**** Entries shown ****
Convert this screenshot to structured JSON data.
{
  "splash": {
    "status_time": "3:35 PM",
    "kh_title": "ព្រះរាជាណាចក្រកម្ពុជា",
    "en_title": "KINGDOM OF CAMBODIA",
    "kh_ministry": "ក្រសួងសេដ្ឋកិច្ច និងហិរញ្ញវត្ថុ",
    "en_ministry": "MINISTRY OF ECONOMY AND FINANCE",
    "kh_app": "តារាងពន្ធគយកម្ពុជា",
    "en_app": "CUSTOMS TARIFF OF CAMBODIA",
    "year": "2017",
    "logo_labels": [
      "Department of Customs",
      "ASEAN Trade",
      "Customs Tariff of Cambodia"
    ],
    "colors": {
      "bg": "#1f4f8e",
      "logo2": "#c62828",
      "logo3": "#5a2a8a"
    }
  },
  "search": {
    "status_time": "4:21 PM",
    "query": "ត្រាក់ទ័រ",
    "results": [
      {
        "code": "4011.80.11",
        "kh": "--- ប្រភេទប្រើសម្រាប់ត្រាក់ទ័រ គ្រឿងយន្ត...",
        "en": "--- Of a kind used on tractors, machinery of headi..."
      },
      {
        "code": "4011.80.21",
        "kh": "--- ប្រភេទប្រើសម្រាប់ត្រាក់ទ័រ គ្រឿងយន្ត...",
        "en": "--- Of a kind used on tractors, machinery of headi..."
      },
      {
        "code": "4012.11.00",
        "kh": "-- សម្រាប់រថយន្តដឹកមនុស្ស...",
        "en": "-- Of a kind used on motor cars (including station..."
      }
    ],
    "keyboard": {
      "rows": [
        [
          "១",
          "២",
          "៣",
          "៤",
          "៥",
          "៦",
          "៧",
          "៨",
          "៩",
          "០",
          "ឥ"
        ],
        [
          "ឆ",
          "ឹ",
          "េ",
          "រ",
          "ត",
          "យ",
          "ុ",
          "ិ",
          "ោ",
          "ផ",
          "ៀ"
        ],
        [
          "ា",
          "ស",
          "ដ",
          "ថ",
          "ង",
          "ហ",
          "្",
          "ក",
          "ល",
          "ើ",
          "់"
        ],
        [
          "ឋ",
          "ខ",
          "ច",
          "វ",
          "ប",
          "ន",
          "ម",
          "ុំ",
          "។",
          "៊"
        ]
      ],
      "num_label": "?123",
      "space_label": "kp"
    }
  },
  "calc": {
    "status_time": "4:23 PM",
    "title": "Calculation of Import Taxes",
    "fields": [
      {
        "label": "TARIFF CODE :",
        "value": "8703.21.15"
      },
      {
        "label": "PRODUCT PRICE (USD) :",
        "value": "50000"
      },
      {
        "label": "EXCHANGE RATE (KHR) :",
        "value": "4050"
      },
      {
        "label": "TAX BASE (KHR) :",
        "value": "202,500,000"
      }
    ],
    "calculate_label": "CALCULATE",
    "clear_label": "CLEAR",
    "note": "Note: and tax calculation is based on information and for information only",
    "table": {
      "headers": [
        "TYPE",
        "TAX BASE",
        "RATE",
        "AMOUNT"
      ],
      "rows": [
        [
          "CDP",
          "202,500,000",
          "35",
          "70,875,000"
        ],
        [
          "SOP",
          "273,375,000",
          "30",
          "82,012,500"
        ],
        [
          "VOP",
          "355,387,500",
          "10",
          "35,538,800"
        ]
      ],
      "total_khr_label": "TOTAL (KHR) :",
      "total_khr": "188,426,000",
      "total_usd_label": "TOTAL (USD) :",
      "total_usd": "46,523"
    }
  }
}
****
- Given request -
Copy the data above exactly. Every line must be included.

- Answer to the exercise -
Convert this screenshot to structured JSON data.
{
  "splash": {
    "status_time": "3:35 PM",
    "kh_title": "ព្រះរាជាណាចក្រកម្ពុជា",
    "en_title": "KINGDOM OF CAMBODIA",
    "kh_ministry": "ក្រសួងសេដ្ឋកិច្ច និងហិរញ្ញវត្ថុ",
    "en_ministry": "MINISTRY OF ECONOMY AND FINANCE",
    "kh_app": "តារាងពន្ធគយកម្ពុជា",
    "en_app": "CUSTOMS TARIFF OF CAMBODIA",
    "year": "2017",
    "logo_labels": [
      "Department of Customs",
      "ASEAN Trade",
      "Customs Tariff of Cambodia"
    ],
    "colors": {
      "bg": "#1f4f8e",
      "logo2": "#c62828",
      "logo3": "#5a2a8a"
    }
  },
  "search": {
    "status_time": "4:21 PM",
    "query": "ត្រាក់ទ័រ",
    "results": [
      {
        "code": "4011.80.11",
        "kh": "--- ប្រភេទប្រើសម្រាប់ត្រាក់ទ័រ គ្រឿងយន្ត...",
        "en": "--- Of a kind used on tractors, machinery of headi..."
      },
      {
        "code": "4011.80.21",
        "kh": "--- ប្រភេទប្រើសម្រាប់ត្រាក់ទ័រ គ្រឿងយន្ត...",
        "en": "--- Of a kind used on tractors, machinery of headi..."
      },
      {
        "code": "4012.11.00",
        "kh": "-- សម្រាប់រថយន្តដឹកមនុស្ស...",
        "en": "-- Of a kind used on motor cars (including station..."
      }
    ],
    "keyboard": {
      "rows": [
        [
          "១",
          "២",
          "៣",
          "៤",
          "៥",
          "៦",
          "៧",
          "៨",
          "៩",
          "០",
          "ឥ"
        ],
        [
          "ឆ",
          "ឹ",
          "េ",
          "រ",
          "ត",
          "យ",
          "ុ",
          "ិ",
          "ោ",
          "ផ",
          "ៀ"
        ],
        [
          "ា",
          "ស",
          "ដ",
          "ថ",
          "ង",
          "ហ",
          "្",
          "ក",
          "ល",
          "ើ",
          "់"
        ],
        [
          "ឋ",
          "ខ",
          "ច",
          "វ",
          "ប",
          "ន",
          "ម",
          "ុំ",
          "។",
          "៊"
        ]
      ],
      "num_label": "?123",
      "space_label": "kp"
    }
  },
  "calc": {
    "status_time": "4:23 PM",
    "title": "Calculation of Import Taxes",
    "fields": [
      {
        "label": "TARIFF CODE :",
        "value": "8703.21.15"
      },
      {
        "label": "PRODUCT PRICE (USD) :",
        "value": "50000"
      },
      {
        "label": "EXCHANGE RATE (KHR) :",
        "value": "4050"
      },
      {
        "label": "TAX BASE (KHR) :",
        "value": "202,500,000"
      }
    ],
    "calculate_label": "CALCULATE",
    "clear_label": "CLEAR",
    "note": "Note: and tax calculation is based on information and for information only",
    "table": {
      "headers": [
        "TYPE",
        "TAX BASE",
        "RATE",
        "AMOUNT"
      ],
      "rows": [
        [
          "CDP",
          "202,500,000",
          "35",
          "70,875,000"
        ],
        [
          "SOP",
          "273,375,000",
          "30",
          "82,012,500"
        ],
        [
          "VOP",
          "355,387,500",
          "10",
          "35,538,800"
        ]
      ],
      "total_khr_label": "TOTAL (KHR) :",
      "total_khr": "188,426,000",
      "total_usd_label": "TOTAL (USD) :",
      "total_usd": "46,523"
    }
  }
}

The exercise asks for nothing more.